● **DATASET ENTRIES**:
----
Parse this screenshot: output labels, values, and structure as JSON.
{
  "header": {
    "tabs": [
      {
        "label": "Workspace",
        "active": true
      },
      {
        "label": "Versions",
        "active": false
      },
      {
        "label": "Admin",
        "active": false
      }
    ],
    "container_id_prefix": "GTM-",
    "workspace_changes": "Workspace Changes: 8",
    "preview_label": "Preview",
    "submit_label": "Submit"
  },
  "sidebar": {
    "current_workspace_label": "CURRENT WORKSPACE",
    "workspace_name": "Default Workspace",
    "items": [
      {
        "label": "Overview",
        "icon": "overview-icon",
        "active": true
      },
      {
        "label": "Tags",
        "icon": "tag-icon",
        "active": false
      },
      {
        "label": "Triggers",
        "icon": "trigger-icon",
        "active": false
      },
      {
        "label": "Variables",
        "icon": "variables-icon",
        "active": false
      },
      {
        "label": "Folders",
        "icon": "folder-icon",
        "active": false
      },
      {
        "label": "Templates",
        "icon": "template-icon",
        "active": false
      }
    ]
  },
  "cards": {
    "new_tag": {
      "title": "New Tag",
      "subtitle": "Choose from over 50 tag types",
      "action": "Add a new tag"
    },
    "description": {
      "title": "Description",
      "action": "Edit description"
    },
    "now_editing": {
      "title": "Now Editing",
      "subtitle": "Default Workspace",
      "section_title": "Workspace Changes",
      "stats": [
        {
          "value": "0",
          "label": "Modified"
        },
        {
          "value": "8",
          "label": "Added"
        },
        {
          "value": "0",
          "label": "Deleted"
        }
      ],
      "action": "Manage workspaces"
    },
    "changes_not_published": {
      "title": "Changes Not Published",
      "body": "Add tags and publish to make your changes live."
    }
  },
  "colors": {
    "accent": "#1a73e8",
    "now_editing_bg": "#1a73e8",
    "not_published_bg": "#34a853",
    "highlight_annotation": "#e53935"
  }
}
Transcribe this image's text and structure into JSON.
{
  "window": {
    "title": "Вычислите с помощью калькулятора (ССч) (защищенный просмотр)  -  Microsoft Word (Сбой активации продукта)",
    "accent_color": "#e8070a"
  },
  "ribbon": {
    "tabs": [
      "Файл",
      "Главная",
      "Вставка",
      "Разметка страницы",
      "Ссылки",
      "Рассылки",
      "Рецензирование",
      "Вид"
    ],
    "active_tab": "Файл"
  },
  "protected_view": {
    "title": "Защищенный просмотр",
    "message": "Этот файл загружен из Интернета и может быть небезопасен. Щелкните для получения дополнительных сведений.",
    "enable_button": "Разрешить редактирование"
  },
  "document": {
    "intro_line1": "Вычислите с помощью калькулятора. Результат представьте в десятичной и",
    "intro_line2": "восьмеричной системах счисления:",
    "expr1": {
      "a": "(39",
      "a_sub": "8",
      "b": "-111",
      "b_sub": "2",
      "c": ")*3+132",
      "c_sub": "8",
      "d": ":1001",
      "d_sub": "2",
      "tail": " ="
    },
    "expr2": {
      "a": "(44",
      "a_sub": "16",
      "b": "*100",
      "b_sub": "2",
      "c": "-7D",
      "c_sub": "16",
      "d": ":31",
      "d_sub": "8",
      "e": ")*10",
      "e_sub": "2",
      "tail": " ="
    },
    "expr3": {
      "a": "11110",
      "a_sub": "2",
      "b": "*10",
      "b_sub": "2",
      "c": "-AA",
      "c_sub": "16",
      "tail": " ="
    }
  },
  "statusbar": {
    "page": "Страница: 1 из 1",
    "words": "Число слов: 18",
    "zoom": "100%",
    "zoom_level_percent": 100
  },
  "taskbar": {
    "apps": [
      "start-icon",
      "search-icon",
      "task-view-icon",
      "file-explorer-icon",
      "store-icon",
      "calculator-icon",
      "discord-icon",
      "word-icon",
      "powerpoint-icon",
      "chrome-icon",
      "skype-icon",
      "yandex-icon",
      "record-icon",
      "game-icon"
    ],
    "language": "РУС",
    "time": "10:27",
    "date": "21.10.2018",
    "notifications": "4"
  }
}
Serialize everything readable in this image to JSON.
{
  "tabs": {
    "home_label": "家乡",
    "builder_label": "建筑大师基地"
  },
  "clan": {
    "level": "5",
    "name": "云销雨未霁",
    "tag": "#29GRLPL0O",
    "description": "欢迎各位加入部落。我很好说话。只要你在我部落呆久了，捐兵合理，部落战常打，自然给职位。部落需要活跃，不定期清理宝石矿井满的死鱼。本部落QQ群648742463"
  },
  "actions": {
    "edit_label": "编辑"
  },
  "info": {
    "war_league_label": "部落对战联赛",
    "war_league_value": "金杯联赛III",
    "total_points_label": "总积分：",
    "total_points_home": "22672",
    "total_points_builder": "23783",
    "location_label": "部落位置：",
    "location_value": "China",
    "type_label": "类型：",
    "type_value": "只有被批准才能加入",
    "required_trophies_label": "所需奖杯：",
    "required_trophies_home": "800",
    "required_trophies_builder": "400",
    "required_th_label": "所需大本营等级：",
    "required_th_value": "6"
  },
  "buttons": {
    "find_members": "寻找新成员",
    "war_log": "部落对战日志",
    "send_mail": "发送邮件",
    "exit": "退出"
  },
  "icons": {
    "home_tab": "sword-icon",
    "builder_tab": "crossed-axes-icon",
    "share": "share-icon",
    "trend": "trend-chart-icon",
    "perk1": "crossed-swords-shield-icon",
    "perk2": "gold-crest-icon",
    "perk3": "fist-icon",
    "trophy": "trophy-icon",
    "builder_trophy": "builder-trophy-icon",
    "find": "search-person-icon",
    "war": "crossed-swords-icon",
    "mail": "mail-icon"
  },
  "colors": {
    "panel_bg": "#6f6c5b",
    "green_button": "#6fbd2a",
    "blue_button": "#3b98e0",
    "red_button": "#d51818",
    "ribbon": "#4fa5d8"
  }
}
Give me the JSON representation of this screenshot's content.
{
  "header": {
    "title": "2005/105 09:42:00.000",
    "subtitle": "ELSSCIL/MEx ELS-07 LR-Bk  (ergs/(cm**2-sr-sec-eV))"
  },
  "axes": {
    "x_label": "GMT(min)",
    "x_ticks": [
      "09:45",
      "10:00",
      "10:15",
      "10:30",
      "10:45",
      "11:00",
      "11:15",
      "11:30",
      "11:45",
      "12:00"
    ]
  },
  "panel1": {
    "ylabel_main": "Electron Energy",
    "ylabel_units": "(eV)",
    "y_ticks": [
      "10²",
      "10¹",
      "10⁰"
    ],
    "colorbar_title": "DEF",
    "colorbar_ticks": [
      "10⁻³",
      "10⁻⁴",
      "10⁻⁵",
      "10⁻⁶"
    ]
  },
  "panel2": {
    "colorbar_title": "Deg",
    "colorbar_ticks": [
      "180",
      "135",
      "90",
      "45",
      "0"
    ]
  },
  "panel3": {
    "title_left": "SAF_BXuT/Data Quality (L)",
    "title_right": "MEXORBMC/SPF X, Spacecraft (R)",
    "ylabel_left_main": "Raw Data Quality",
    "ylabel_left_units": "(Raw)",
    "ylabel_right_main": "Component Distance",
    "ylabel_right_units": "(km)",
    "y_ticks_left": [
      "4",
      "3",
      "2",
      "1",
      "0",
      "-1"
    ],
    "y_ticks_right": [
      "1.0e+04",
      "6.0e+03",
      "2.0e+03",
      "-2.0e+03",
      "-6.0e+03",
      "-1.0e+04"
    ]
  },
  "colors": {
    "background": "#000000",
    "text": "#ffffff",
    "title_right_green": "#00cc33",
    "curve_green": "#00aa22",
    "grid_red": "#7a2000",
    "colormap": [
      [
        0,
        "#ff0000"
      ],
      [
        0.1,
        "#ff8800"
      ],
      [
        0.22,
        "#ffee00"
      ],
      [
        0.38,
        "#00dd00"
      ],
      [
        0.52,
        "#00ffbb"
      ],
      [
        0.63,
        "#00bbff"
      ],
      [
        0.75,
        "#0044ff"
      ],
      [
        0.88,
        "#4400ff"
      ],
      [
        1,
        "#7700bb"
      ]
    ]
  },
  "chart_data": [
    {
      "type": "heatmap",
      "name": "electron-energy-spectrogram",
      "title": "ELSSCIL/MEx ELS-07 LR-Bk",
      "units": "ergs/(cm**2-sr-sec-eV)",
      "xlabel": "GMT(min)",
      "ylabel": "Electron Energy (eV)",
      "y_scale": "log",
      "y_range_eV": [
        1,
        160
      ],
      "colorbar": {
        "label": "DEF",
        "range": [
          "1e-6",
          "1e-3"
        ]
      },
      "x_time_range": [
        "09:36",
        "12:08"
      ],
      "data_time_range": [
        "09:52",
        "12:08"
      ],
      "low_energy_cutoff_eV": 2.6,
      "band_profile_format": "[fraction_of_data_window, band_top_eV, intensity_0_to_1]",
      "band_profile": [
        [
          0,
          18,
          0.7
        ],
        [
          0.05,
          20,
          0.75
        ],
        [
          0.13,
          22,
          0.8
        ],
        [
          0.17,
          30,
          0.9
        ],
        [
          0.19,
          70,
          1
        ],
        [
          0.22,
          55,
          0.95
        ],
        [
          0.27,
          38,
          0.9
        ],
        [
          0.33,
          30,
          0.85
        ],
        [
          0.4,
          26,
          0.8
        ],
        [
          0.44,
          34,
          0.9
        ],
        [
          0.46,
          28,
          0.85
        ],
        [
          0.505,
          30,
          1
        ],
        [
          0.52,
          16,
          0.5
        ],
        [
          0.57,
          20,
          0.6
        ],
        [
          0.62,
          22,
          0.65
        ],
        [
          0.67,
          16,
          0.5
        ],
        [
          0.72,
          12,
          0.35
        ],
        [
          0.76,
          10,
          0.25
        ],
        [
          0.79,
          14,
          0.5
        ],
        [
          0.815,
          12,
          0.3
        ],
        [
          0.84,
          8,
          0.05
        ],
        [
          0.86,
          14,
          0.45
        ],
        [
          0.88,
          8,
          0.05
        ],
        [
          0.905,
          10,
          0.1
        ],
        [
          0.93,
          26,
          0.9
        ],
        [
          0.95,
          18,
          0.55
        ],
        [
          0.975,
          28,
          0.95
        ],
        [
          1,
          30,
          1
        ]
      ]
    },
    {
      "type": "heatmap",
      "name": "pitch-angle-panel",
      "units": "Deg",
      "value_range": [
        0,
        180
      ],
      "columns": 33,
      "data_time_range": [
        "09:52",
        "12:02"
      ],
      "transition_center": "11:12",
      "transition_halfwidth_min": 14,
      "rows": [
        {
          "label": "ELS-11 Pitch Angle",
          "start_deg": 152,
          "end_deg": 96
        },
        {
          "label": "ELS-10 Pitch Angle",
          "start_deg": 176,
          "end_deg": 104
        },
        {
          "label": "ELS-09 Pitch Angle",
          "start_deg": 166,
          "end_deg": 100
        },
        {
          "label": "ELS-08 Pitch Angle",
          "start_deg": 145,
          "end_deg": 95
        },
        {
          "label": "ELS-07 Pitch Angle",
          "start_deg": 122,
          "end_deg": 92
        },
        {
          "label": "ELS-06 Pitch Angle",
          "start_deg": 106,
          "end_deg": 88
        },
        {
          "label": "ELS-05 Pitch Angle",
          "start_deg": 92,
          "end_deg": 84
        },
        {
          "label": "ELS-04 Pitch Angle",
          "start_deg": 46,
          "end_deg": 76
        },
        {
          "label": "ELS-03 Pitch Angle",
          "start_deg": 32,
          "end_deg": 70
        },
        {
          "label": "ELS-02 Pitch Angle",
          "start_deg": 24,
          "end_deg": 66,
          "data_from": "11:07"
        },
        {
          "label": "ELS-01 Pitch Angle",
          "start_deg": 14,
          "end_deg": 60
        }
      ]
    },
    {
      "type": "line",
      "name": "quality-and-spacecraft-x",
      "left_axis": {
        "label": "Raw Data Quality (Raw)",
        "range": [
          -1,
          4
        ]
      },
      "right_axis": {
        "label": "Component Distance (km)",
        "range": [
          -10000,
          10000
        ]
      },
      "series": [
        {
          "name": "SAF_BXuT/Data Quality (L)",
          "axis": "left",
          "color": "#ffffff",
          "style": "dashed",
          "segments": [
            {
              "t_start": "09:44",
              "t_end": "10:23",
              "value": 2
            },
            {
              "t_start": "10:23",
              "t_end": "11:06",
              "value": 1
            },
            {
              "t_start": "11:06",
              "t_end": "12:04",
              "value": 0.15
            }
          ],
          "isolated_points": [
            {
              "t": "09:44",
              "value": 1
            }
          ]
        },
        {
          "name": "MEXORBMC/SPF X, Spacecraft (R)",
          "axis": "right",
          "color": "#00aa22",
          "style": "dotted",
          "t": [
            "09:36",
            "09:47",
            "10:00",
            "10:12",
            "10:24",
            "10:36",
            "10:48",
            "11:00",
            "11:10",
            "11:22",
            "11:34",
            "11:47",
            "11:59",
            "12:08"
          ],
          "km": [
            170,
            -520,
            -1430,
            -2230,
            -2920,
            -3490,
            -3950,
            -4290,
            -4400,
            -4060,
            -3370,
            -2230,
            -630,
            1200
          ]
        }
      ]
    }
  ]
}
----
● **EXERCISE INSTRUCTIONS**: Pull out all lines containing "crossed".

● **THE SOLUTION**:
    "builder_tab": "crossed-axes-icon",
    "perk1": "crossed-swords-shield-icon",
    "war": "crossed-swords-icon",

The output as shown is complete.